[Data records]

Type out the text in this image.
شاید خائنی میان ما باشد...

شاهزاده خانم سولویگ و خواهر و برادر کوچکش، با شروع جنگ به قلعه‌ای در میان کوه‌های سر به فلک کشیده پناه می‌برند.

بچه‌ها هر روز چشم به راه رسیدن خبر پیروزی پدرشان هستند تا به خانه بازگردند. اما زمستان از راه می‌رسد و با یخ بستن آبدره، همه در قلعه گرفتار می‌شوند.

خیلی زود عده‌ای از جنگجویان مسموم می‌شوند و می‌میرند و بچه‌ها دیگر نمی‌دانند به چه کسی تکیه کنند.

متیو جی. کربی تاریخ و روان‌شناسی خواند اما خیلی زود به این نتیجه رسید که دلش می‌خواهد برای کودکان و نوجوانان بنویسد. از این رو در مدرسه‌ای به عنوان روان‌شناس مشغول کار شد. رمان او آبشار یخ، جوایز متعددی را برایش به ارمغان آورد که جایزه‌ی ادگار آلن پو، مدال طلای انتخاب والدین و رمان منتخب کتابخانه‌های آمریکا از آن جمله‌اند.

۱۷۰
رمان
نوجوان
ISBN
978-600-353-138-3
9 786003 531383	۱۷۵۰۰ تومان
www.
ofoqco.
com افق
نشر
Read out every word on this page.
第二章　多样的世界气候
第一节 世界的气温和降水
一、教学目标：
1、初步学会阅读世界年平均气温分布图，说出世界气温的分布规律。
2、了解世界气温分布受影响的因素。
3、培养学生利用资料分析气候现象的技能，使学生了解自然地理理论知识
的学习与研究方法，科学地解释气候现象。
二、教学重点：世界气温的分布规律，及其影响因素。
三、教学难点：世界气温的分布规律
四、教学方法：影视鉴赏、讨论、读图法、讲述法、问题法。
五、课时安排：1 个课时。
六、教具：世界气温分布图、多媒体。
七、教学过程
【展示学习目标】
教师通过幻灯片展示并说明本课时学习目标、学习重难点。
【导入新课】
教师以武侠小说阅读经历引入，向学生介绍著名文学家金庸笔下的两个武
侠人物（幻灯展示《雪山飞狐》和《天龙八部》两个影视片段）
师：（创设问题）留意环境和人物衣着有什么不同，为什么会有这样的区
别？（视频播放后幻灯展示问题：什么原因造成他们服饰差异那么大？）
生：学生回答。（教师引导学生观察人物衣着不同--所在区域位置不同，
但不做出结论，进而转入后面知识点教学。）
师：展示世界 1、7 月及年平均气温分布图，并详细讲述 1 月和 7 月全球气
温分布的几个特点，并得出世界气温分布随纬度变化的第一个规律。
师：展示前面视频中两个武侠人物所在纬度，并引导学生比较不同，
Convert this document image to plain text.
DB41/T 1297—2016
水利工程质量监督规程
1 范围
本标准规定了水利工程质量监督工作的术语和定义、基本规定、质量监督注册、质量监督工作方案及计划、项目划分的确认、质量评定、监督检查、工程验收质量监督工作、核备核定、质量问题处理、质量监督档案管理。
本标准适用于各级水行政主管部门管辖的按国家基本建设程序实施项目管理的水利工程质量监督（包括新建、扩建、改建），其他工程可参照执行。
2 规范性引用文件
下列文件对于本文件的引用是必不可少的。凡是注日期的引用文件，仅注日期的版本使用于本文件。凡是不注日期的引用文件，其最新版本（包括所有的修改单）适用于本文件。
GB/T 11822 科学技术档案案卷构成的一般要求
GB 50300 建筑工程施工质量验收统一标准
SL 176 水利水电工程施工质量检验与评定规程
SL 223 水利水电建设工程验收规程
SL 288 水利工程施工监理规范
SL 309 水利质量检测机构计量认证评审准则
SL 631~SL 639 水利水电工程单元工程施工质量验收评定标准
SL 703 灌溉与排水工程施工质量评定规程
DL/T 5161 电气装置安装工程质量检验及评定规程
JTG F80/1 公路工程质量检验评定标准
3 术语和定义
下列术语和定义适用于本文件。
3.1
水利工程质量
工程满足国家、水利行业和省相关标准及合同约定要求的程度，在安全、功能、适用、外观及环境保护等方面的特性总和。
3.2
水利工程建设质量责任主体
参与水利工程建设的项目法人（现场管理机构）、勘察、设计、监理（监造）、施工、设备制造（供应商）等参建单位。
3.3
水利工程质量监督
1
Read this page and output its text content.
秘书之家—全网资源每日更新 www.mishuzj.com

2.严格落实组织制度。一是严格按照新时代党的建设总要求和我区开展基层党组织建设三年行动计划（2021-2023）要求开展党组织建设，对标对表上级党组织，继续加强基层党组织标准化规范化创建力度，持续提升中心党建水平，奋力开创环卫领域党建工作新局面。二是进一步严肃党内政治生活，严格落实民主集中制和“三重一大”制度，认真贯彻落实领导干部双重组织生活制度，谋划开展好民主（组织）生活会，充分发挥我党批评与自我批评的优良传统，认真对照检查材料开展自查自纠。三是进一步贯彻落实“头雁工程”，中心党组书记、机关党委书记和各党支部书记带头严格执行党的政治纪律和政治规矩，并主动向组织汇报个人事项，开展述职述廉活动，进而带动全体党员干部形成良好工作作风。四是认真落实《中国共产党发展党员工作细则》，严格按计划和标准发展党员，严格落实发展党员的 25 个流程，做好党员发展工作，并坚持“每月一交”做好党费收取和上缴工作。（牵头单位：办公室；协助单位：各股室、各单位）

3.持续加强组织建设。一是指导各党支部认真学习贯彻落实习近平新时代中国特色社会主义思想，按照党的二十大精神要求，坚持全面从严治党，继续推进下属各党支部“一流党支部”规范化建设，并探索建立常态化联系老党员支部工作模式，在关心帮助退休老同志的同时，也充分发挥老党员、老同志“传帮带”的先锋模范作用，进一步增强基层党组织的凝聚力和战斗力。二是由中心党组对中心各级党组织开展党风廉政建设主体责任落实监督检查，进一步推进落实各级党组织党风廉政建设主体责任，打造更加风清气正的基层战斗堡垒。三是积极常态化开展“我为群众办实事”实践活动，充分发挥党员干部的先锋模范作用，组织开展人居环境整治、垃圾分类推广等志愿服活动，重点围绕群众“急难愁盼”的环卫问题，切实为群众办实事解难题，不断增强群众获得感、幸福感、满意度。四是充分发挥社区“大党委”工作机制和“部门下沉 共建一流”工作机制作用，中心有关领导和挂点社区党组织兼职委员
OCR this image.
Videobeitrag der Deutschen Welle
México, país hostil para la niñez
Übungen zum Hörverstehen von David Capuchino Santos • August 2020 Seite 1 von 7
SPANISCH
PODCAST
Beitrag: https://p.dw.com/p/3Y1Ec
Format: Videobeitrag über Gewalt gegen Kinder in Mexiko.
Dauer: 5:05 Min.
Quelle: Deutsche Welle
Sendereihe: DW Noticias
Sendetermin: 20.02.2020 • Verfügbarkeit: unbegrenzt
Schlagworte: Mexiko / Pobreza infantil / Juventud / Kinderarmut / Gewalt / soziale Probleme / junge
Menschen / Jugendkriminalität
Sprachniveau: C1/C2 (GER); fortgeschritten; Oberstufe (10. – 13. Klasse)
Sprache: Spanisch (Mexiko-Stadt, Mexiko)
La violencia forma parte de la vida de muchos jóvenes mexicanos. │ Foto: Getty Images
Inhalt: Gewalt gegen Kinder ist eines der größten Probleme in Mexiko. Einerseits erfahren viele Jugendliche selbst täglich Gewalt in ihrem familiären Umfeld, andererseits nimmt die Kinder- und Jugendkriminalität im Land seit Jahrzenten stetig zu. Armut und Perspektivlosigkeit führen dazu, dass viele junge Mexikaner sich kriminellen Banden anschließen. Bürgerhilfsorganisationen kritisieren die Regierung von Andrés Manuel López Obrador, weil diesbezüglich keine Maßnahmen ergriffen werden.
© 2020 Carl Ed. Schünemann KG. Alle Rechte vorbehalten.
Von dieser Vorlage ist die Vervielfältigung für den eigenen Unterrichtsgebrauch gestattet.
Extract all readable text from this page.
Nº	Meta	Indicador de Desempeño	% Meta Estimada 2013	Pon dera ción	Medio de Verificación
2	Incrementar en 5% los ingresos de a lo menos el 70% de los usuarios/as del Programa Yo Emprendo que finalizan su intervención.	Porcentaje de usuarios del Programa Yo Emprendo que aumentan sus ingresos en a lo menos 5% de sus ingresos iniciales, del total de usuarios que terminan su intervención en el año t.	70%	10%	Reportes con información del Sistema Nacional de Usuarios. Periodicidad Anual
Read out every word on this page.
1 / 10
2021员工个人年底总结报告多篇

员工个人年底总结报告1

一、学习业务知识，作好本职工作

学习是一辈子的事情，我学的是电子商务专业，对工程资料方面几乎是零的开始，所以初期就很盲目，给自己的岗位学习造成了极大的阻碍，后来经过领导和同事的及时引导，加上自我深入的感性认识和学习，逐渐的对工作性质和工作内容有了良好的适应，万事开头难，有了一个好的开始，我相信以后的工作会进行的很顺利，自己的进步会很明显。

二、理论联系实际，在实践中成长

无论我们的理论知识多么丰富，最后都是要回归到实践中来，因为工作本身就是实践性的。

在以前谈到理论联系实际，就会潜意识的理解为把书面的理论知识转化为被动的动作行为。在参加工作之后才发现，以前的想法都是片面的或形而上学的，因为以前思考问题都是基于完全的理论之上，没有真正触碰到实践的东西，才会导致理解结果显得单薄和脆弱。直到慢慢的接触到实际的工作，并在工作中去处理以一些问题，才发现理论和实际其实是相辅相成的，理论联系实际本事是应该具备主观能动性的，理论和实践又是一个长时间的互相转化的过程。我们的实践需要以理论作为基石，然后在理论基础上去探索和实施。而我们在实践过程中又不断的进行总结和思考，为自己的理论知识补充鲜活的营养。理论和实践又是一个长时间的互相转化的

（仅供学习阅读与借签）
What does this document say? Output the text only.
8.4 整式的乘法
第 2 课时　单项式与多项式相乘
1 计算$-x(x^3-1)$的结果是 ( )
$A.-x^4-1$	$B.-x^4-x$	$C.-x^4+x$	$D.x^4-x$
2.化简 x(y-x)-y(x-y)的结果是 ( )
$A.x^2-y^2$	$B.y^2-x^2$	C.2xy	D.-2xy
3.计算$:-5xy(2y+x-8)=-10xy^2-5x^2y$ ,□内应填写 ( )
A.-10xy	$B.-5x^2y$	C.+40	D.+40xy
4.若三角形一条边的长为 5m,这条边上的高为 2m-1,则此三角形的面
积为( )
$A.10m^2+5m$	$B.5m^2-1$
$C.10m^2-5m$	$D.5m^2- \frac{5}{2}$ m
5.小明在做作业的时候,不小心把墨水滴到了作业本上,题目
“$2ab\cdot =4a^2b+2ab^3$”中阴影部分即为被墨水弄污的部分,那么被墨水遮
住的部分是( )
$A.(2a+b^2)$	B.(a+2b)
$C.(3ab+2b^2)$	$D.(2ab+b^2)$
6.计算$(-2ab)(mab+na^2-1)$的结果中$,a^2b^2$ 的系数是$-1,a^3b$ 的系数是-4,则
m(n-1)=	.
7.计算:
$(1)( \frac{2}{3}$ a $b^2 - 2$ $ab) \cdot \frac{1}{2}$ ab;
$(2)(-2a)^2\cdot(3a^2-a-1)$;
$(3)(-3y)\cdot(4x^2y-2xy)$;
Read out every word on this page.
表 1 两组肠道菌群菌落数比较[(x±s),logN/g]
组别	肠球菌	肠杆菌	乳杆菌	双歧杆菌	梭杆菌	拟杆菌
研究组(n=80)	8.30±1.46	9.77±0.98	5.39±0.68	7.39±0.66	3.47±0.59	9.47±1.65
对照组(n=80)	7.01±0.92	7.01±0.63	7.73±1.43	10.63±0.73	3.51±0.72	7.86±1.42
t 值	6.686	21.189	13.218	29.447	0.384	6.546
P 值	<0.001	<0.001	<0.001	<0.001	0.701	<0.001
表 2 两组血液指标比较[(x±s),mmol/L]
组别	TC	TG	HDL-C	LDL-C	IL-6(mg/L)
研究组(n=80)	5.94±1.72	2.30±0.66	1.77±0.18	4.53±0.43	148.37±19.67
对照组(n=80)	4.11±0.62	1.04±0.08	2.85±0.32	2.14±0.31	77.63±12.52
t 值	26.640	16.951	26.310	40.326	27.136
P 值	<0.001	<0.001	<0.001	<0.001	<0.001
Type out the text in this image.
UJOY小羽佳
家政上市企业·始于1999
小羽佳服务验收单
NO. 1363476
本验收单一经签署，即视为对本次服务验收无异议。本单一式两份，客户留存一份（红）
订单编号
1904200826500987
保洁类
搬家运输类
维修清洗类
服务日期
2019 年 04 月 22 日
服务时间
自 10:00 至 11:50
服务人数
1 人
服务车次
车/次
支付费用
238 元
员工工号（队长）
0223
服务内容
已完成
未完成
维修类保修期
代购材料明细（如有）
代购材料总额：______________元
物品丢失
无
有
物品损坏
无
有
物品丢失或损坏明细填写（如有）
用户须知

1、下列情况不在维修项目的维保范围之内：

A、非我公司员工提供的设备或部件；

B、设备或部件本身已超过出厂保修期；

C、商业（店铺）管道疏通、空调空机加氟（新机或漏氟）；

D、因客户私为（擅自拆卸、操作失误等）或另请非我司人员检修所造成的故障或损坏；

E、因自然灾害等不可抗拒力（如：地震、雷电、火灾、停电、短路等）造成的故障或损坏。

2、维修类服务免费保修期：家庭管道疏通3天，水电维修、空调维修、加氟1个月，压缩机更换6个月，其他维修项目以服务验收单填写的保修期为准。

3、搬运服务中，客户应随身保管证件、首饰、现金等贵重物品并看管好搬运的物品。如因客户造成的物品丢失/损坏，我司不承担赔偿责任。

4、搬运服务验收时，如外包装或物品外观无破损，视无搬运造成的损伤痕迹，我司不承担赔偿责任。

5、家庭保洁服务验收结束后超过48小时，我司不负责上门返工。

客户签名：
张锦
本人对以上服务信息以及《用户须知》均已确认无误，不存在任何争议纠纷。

Instructions for the task: What is the number of lines above that hold the string "用户须知"? Answer with that number alone.

Answer: 2